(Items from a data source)
"""
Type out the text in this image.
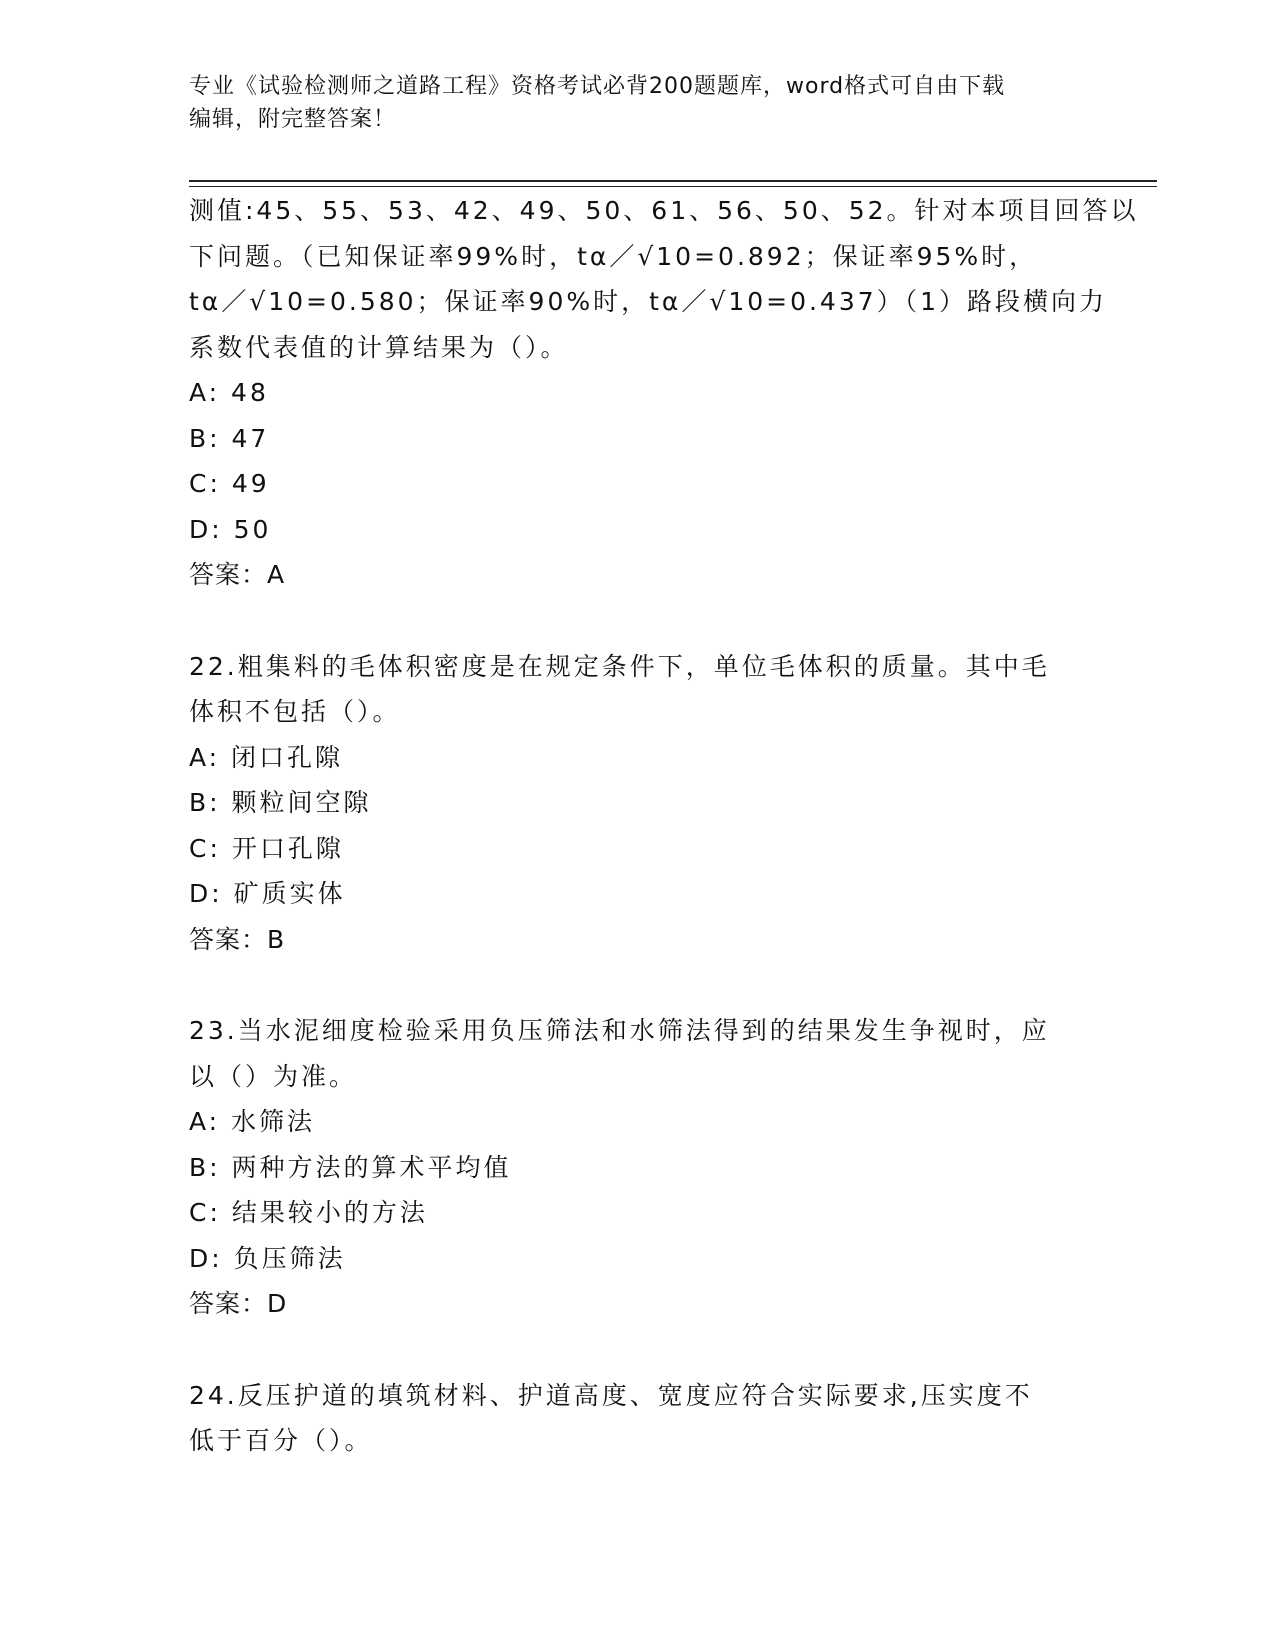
专业《试验检测师之道路工程》资格考试必背200题题库，word格式可自由下载
编辑，附完整答案！
测值:45、55、53、42、49、50、61、56、50、52。针对本项目回答以
下问题。（已知保证率99%时，tα／√10=0.892；保证率95%时，
tα／√10=0.580；保证率90%时，tα／√10=0.437）（1）路段横向力
系数代表值的计算结果为（）。
A: 48
B: 47
C: 49
D: 50
答案：A
22.粗集料的毛体积密度是在规定条件下，单位毛体积的质量。其中毛
体积不包括（）。
A: 闭口孔隙
B: 颗粒间空隙
C: 开口孔隙
D: 矿质实体
答案：B
23.当水泥细度检验采用负压筛法和水筛法得到的结果发生争视时，应
以（）为准。
A: 水筛法
B: 两种方法的算术平均值
C: 结果较小的方法
D: 负压筛法
答案：D
24.反压护道的填筑材料、护道高度、宽度应符合实际要求,压实度不
低于百分（）。
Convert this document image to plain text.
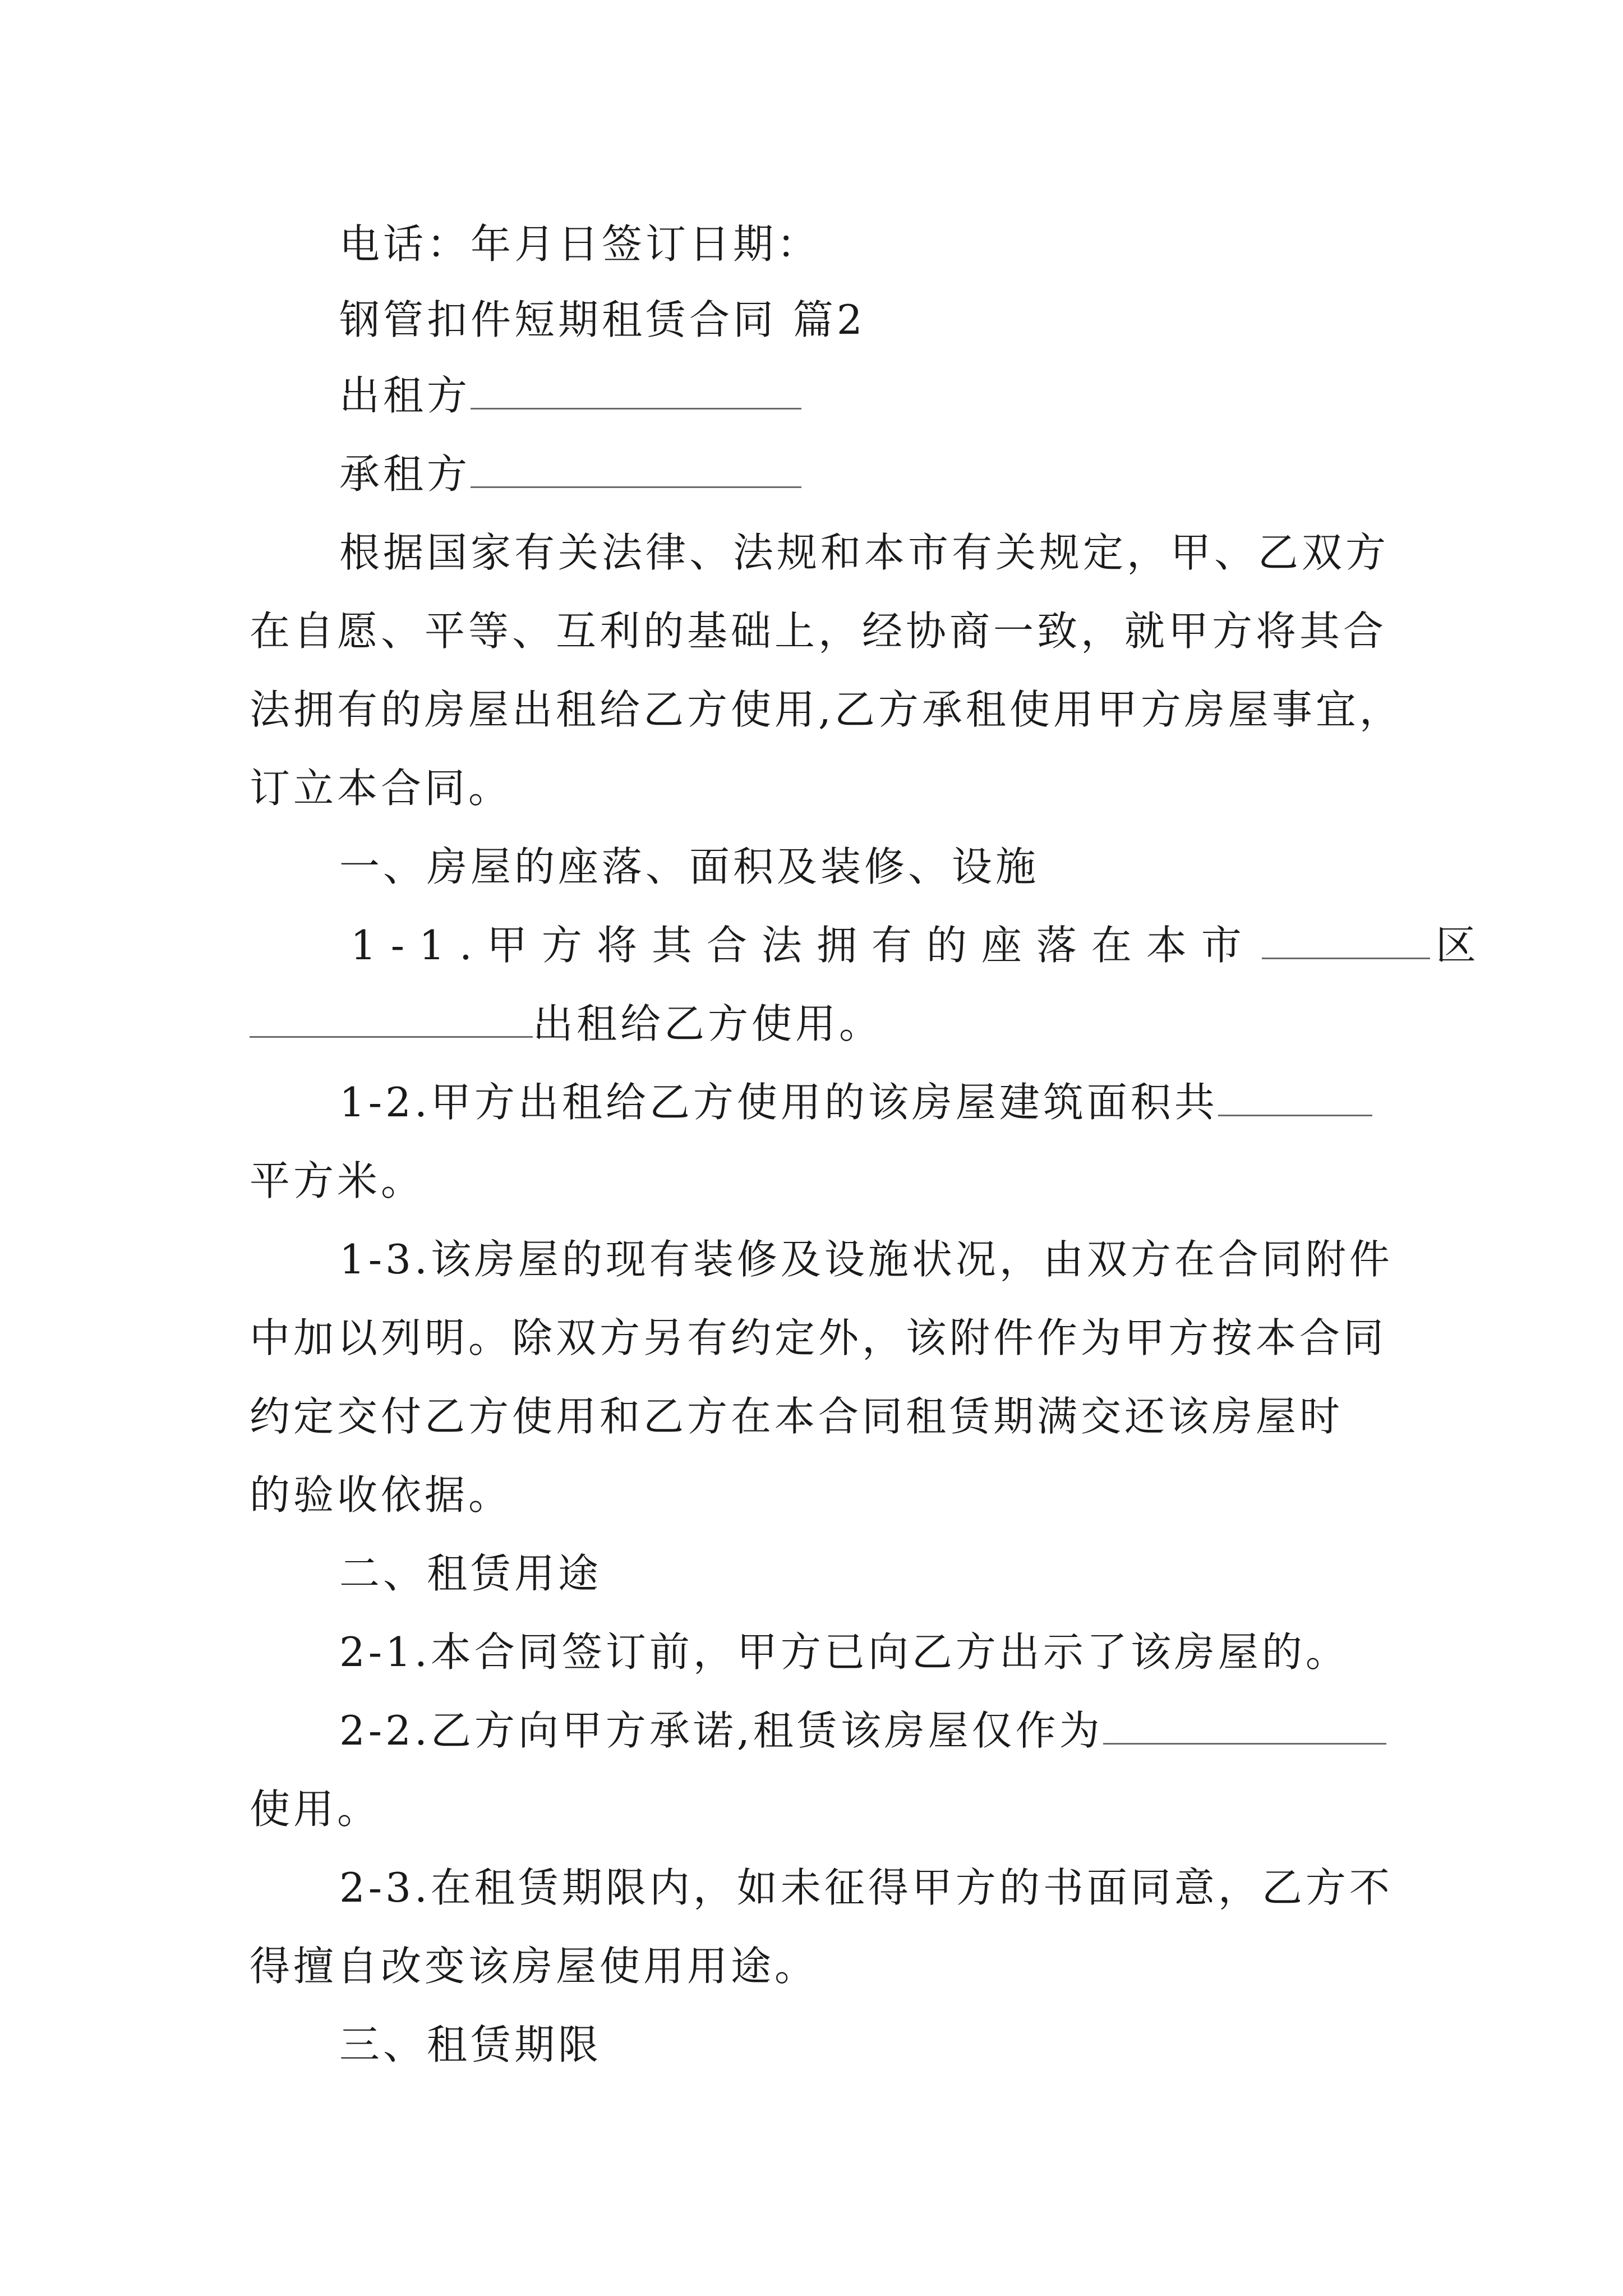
电话：年月日签订日期：
钢管扣件短期租赁合同 篇2
出租方
承租方
根据国家有关法律、法规和本市有关规定，甲、乙双方
在自愿、平等、互利的基础上，经协商一致，就甲方将其合
法拥有的房屋出租给乙方使用,乙方承租使用甲方房屋事宜，
订立本合同。
一、房屋的座落、面积及装修、设施
1-1.甲方将其合法拥有的座落在本市	区
出租给乙方使用。
1-2.甲方出租给乙方使用的该房屋建筑面积共
平方米。
1-3.该房屋的现有装修及设施状况，由双方在合同附件
中加以列明。除双方另有约定外，该附件作为甲方按本合同
约定交付乙方使用和乙方在本合同租赁期满交还该房屋时
的验收依据。
二、租赁用途
2-1.本合同签订前，甲方已向乙方出示了该房屋的。
2-2.乙方向甲方承诺,租赁该房屋仅作为
使用。
2-3.在租赁期限内，如未征得甲方的书面同意，乙方不
得擅自改变该房屋使用用途。
三、租赁期限
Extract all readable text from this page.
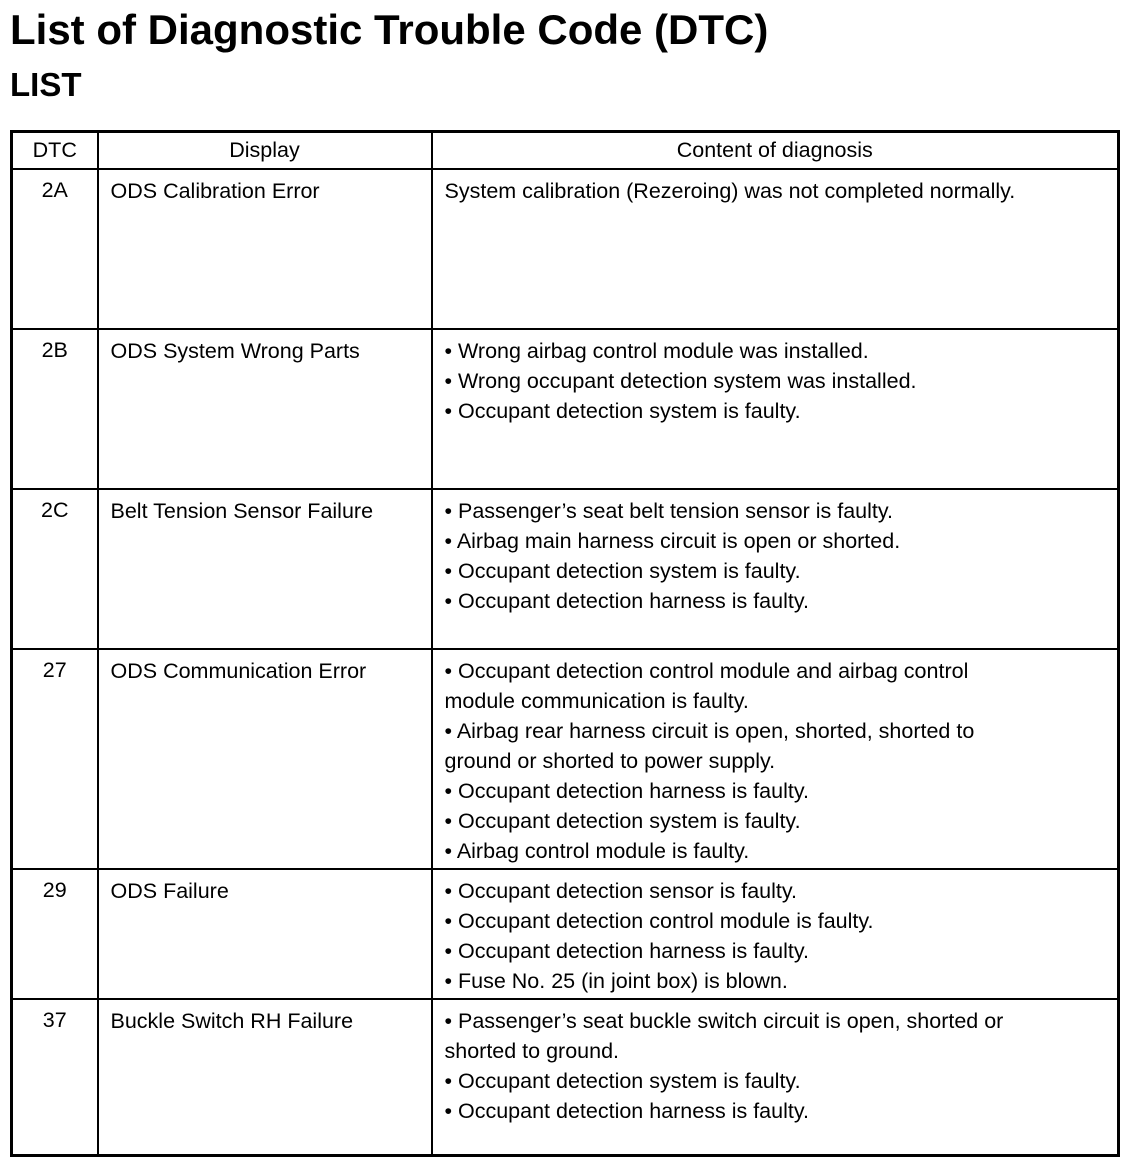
List of Diagnostic Trouble Code (DTC)
LIST
DTC	Display	Content of diagnosis
2A	ODS Calibration Error	System calibration (Rezeroing) was not completed normally.

2B	ODS System Wrong Parts	• Wrong airbag control module was installed.
• Wrong occupant detection system was installed.
• Occupant detection system is faulty.

2C	Belt Tension Sensor Failure	• Passenger’s seat belt tension sensor is faulty.
• Airbag main harness circuit is open or shorted.
• Occupant detection system is faulty.
• Occupant detection harness is faulty.

27	ODS Communication Error	• Occupant detection control module and airbag control
module communication is faulty.
• Airbag rear harness circuit is open, shorted, shorted to
ground or shorted to power supply.
• Occupant detection harness is faulty.
• Occupant detection system is faulty.
• Airbag control module is faulty.

29	ODS Failure	• Occupant detection sensor is faulty.
• Occupant detection control module is faulty.
• Occupant detection harness is faulty.
• Fuse No. 25 (in joint box) is blown.

37	Buckle Switch RH Failure	• Passenger’s seat buckle switch circuit is open, shorted or
shorted to ground.
• Occupant detection system is faulty.
• Occupant detection harness is faulty.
"""
Task details
Restate word for word only the lines from the one with "Extract all readable text from this page." through the last line of the material, both included. Any picture should be left out.

Solution
Extract all readable text from this page.
List of Diagnostic Trouble Code (DTC)
LIST
DTC	Display	Content of diagnosis
2A	ODS Calibration Error	System calibration (Rezeroing) was not completed normally.

2B	ODS System Wrong Parts	• Wrong airbag control module was installed.
• Wrong occupant detection system was installed.
• Occupant detection system is faulty.

2C	Belt Tension Sensor Failure	• Passenger’s seat belt tension sensor is faulty.
• Airbag main harness circuit is open or shorted.
• Occupant detection system is faulty.
• Occupant detection harness is faulty.

27	ODS Communication Error	• Occupant detection control module and airbag control
module communication is faulty.
• Airbag rear harness circuit is open, shorted, shorted to
ground or shorted to power supply.
• Occupant detection harness is faulty.
• Occupant detection system is faulty.
• Airbag control module is faulty.

29	ODS Failure	• Occupant detection sensor is faulty.
• Occupant detection control module is faulty.
• Occupant detection harness is faulty.
• Fuse No. 25 (in joint box) is blown.

37	Buckle Switch RH Failure	• Passenger’s seat buckle switch circuit is open, shorted or
shorted to ground.
• Occupant detection system is faulty.
• Occupant detection harness is faulty.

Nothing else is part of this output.